WHAT YOU ARE ASKED TO DO
In the data below, find every line that has the string "وهذا", and copy it.

-- Start --

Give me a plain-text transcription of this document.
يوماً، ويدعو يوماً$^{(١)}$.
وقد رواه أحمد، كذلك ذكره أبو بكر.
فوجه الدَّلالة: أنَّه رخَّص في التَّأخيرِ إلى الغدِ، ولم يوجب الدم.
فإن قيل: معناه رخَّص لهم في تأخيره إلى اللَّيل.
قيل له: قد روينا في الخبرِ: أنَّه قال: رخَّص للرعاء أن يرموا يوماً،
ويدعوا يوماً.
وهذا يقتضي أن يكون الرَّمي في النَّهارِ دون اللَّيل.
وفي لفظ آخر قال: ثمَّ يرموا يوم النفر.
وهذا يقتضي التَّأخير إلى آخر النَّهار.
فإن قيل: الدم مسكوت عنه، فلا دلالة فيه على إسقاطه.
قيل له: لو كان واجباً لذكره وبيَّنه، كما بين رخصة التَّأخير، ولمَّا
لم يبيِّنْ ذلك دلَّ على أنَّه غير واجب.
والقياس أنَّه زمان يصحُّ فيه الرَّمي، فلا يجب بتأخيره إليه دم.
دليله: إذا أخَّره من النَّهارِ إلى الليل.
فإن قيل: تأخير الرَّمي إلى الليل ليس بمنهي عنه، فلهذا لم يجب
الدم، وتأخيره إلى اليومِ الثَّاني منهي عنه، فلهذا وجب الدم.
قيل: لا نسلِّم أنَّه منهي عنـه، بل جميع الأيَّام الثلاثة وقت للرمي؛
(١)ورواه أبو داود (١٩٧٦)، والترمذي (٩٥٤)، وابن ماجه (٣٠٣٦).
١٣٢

-- End --

ANSWER BELOW
وهذا يقتضي أن يكون الرَّمي في النَّهارِ دون اللَّيل.
وهذا يقتضي التَّأخير إلى آخر النَّهار.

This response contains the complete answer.